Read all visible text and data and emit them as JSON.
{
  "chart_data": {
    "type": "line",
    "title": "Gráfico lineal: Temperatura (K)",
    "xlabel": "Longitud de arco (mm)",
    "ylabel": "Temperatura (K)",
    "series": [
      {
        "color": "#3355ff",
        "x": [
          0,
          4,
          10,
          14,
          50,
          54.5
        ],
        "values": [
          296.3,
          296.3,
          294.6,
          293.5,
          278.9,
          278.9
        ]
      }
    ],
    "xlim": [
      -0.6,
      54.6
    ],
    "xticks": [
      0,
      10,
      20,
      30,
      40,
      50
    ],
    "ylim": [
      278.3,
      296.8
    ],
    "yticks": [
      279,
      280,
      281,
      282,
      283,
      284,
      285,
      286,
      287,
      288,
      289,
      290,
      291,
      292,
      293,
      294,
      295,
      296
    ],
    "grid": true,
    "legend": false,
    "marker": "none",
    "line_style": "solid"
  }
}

________________________

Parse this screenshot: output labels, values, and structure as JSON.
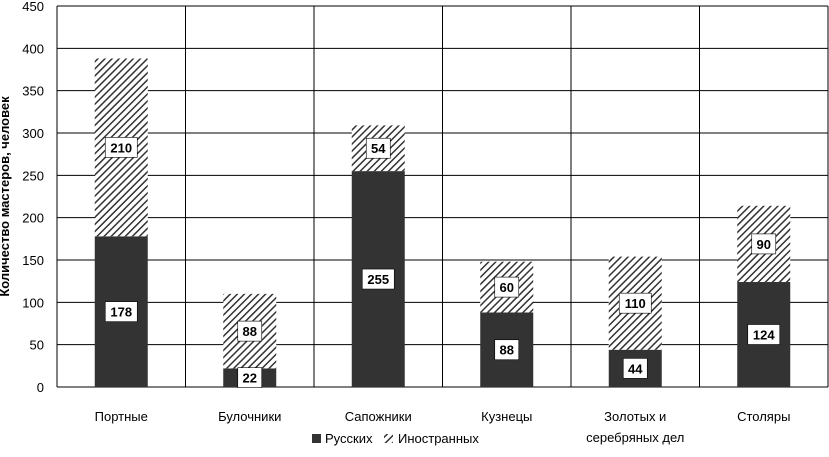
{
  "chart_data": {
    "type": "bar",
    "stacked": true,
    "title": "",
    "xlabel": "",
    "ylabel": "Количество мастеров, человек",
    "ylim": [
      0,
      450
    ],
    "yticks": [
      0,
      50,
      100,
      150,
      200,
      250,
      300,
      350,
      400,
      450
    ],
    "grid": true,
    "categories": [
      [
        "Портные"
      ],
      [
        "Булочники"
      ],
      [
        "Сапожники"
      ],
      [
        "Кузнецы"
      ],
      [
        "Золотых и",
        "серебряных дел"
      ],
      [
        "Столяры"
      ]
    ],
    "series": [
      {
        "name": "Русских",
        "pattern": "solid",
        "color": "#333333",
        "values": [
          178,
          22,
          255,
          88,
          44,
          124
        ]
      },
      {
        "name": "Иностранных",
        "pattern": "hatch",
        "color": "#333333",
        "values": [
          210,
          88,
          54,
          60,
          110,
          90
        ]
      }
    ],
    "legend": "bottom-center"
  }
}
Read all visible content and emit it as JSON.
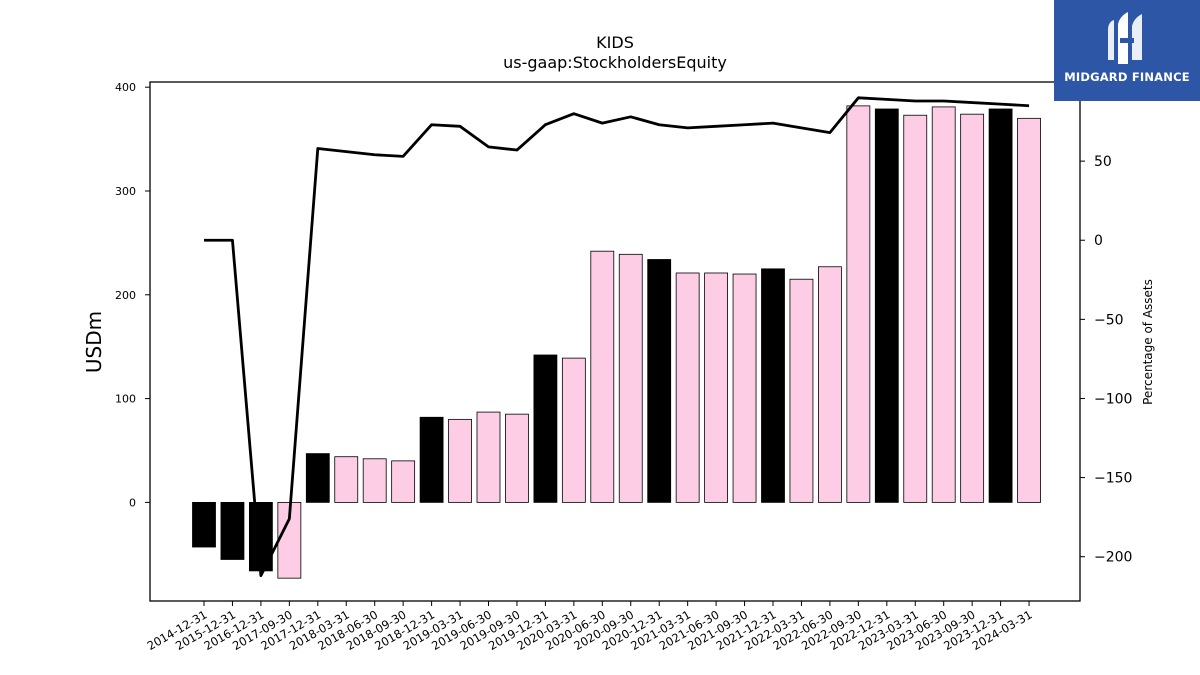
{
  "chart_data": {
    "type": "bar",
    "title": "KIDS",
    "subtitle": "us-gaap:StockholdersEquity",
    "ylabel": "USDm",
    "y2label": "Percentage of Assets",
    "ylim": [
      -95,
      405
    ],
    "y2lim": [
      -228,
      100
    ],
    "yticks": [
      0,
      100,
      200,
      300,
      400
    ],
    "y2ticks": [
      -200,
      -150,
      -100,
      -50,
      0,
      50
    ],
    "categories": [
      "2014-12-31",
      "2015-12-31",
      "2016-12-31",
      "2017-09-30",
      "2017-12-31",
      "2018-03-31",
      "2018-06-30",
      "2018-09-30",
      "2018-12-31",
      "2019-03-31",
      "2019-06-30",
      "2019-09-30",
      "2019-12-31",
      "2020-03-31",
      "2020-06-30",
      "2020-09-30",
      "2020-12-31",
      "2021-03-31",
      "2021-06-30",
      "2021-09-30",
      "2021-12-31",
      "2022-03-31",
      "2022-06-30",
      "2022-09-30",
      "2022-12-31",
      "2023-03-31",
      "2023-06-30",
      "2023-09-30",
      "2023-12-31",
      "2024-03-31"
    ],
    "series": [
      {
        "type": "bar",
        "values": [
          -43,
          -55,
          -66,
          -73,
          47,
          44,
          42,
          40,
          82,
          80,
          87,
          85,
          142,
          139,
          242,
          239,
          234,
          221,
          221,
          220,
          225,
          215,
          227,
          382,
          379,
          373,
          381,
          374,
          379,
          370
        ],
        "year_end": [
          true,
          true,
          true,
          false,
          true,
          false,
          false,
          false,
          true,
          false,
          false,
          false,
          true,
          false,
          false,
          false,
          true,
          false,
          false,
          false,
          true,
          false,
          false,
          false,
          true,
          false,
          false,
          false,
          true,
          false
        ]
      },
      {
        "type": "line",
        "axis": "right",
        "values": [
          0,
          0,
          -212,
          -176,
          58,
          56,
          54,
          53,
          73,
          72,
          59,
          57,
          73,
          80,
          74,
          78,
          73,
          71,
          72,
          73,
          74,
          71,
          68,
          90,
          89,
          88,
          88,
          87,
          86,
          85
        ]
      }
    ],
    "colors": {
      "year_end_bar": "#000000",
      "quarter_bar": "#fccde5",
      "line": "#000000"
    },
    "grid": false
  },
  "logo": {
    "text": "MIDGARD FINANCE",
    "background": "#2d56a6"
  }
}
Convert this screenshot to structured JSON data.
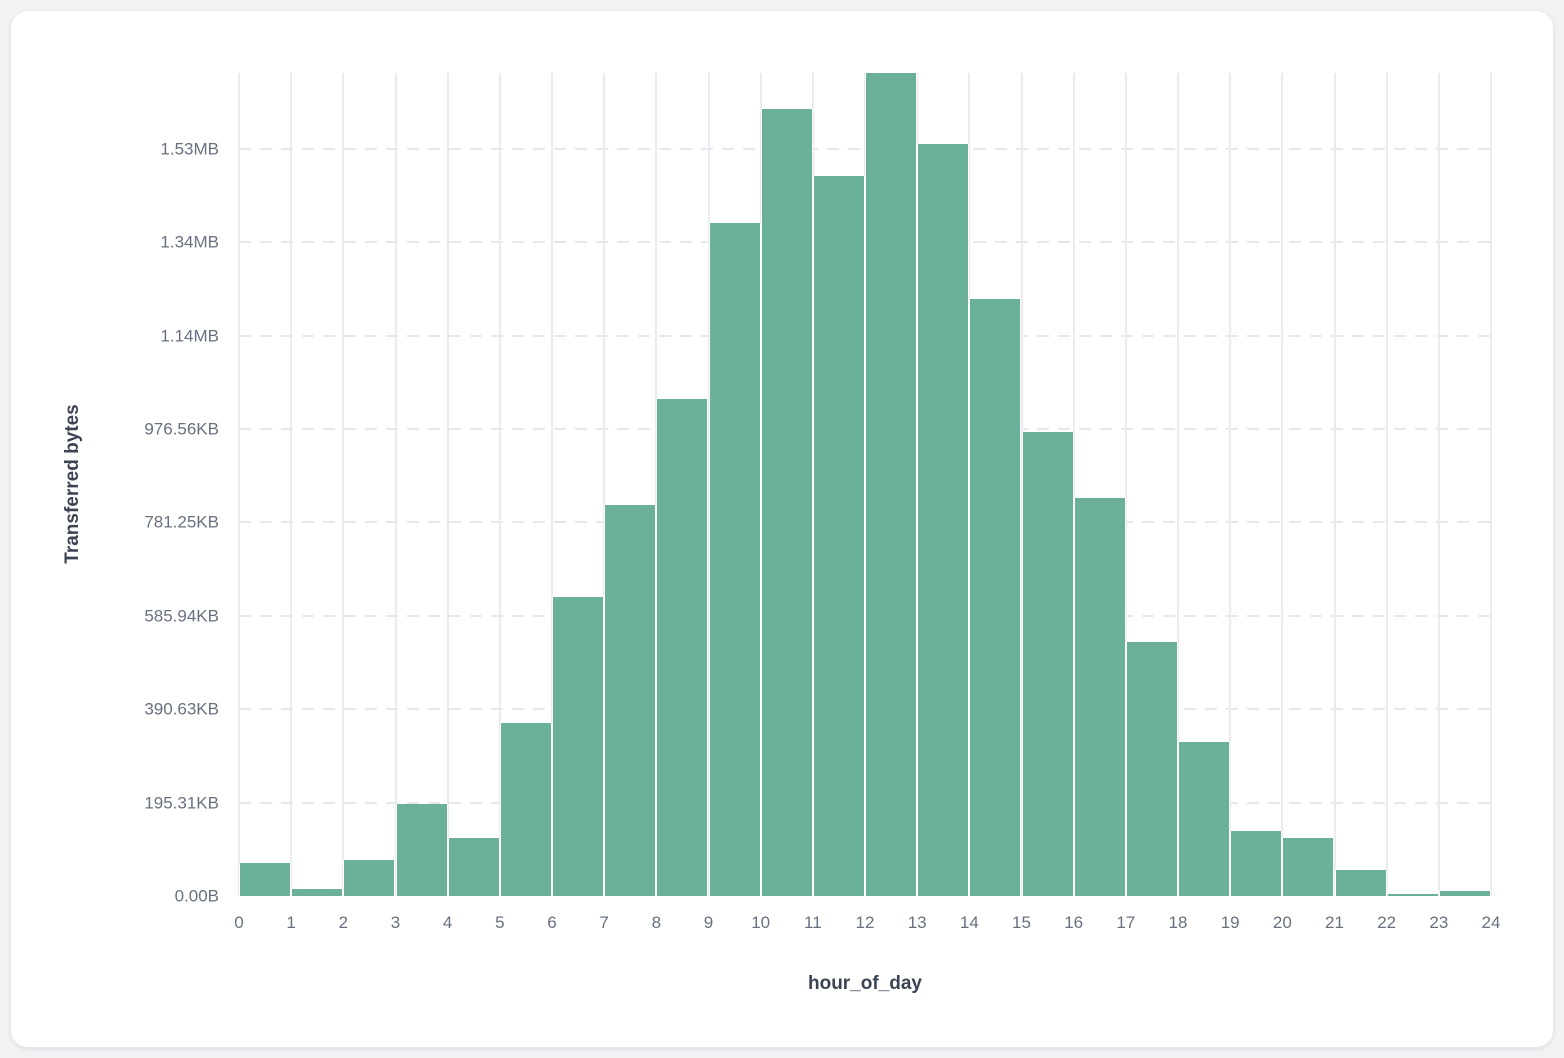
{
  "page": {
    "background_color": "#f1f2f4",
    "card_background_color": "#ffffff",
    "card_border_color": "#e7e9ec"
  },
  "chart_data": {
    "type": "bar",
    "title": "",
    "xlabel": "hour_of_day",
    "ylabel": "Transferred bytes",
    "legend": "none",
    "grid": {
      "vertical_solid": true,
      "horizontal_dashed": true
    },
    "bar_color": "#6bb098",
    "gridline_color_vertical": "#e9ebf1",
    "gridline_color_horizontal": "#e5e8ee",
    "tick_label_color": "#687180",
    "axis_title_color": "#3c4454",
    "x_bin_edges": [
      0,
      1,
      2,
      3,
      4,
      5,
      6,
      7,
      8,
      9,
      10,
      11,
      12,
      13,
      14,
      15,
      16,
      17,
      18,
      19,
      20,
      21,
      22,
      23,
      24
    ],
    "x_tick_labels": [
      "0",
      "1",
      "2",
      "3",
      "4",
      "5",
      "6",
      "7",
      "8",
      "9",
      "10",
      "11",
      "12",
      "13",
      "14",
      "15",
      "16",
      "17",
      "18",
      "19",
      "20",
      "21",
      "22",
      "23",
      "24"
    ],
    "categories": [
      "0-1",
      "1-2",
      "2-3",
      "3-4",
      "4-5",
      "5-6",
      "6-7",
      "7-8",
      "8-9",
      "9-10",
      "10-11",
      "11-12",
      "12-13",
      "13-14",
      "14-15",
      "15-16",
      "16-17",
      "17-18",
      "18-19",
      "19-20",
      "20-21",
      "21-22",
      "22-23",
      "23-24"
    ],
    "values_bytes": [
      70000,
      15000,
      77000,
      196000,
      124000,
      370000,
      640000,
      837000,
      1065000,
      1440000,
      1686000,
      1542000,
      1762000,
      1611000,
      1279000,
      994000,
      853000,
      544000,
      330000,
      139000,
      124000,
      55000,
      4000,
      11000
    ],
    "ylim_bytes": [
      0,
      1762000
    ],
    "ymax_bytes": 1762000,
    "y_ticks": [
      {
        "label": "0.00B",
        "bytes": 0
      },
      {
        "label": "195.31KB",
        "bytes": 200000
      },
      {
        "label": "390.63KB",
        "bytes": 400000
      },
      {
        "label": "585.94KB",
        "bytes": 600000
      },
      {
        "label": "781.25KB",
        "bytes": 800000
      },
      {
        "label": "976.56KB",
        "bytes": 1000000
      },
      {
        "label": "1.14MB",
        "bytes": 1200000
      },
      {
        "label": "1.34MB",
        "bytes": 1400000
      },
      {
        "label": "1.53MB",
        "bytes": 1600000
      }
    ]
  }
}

________________________

» **TASK DESCRIPTION**
Take every line from the records above that has the word "legend" and copy it.

» **EXERCISE OUTPUT**
    "legend": false,
    "legend": "bottom-center"
    "legend": "none",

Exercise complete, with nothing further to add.